Start Material shown

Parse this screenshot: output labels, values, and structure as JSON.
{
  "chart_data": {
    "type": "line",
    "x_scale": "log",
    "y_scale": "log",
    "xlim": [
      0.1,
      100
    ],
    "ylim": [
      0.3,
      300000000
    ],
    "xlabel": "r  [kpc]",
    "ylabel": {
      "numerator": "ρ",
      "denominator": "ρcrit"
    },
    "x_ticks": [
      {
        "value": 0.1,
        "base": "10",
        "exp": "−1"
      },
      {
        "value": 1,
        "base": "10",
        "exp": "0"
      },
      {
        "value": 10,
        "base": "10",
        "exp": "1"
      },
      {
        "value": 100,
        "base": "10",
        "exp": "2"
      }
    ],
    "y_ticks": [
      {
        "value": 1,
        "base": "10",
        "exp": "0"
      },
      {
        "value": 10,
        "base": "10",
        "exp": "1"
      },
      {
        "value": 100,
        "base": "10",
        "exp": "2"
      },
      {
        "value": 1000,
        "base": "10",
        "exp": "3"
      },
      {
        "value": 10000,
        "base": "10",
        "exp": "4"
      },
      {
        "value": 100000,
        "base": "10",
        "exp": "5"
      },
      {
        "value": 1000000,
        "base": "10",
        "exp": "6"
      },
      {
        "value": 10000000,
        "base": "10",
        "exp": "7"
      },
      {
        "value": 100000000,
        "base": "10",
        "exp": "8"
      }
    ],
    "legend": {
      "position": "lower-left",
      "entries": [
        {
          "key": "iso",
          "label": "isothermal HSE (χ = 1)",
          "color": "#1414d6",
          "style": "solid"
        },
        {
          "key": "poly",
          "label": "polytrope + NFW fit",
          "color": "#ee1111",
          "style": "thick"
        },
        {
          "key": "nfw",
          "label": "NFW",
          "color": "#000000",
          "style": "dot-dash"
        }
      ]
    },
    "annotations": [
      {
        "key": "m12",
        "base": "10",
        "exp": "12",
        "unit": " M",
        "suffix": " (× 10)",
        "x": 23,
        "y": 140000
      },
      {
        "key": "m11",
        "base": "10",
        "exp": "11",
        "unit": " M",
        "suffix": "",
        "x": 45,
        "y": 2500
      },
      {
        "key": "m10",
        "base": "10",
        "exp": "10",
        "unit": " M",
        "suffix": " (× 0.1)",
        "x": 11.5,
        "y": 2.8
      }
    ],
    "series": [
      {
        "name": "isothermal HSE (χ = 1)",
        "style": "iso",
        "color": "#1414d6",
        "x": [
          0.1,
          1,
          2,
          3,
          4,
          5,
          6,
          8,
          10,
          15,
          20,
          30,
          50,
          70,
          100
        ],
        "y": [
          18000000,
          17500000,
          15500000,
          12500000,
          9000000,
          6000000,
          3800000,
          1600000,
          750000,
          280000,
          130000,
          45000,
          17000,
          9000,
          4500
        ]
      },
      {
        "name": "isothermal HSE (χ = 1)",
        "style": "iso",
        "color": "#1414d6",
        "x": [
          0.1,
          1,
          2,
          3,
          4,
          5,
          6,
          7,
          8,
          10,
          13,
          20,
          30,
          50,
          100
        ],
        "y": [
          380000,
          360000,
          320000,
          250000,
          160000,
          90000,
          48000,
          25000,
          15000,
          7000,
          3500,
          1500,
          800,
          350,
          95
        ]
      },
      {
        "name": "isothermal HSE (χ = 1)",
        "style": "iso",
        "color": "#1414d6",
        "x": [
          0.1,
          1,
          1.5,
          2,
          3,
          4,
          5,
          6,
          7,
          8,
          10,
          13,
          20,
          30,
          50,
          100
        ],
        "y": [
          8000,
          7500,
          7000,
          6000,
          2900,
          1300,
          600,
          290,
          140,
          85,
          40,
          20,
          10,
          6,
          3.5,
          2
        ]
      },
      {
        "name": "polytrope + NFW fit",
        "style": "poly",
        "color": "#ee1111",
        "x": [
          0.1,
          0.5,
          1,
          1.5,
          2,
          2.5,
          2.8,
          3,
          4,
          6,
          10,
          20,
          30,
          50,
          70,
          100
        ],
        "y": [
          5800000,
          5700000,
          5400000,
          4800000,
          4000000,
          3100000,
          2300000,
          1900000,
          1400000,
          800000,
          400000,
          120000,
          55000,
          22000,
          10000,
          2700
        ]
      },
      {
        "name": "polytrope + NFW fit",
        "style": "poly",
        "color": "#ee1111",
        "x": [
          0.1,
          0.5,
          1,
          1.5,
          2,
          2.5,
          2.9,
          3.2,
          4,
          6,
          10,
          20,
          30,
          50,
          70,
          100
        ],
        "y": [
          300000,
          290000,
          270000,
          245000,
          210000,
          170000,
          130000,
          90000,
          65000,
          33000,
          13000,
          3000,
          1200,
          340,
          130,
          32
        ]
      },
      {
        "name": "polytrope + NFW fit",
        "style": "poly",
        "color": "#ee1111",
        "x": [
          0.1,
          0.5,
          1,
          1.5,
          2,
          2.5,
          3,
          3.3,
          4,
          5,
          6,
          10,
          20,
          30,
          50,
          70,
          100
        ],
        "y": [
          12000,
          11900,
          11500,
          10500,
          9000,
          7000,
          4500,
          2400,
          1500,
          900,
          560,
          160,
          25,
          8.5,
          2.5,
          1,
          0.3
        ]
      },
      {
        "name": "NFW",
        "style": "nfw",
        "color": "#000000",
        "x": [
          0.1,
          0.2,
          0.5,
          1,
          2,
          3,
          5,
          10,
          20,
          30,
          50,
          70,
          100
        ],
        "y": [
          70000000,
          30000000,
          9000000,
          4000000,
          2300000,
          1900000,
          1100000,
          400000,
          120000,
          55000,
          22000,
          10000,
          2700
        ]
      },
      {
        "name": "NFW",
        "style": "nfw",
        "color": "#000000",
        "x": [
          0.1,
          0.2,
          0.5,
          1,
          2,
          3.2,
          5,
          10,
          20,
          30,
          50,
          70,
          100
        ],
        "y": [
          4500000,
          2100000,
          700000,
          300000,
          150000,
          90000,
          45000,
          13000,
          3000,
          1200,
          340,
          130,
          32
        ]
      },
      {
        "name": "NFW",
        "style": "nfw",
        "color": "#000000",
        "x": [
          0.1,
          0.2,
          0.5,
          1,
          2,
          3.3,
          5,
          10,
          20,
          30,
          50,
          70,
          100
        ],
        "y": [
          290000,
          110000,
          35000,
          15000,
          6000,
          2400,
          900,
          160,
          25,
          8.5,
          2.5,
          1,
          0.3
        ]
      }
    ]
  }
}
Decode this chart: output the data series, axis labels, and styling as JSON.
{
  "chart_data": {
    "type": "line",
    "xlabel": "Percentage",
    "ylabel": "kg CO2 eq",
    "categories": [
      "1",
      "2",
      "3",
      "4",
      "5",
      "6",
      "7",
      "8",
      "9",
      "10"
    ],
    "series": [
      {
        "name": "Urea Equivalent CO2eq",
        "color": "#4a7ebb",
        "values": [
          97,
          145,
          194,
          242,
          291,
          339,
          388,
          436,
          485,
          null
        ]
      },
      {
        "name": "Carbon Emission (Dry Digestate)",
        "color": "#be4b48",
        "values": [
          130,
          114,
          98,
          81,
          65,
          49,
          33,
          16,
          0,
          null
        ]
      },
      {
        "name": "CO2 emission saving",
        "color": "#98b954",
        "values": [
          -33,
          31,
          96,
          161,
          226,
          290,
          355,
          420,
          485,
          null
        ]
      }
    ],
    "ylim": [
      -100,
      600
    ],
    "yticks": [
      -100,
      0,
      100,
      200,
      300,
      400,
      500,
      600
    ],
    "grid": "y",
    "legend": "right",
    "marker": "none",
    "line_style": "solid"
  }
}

End Material shown

Your goal: All lines in the data that contain the word "JSON" should be copied.

Answer to this problem:
Parse this screenshot: output labels, values, and structure as JSON.
Decode this chart: output the data series, axis labels, and styling as JSON.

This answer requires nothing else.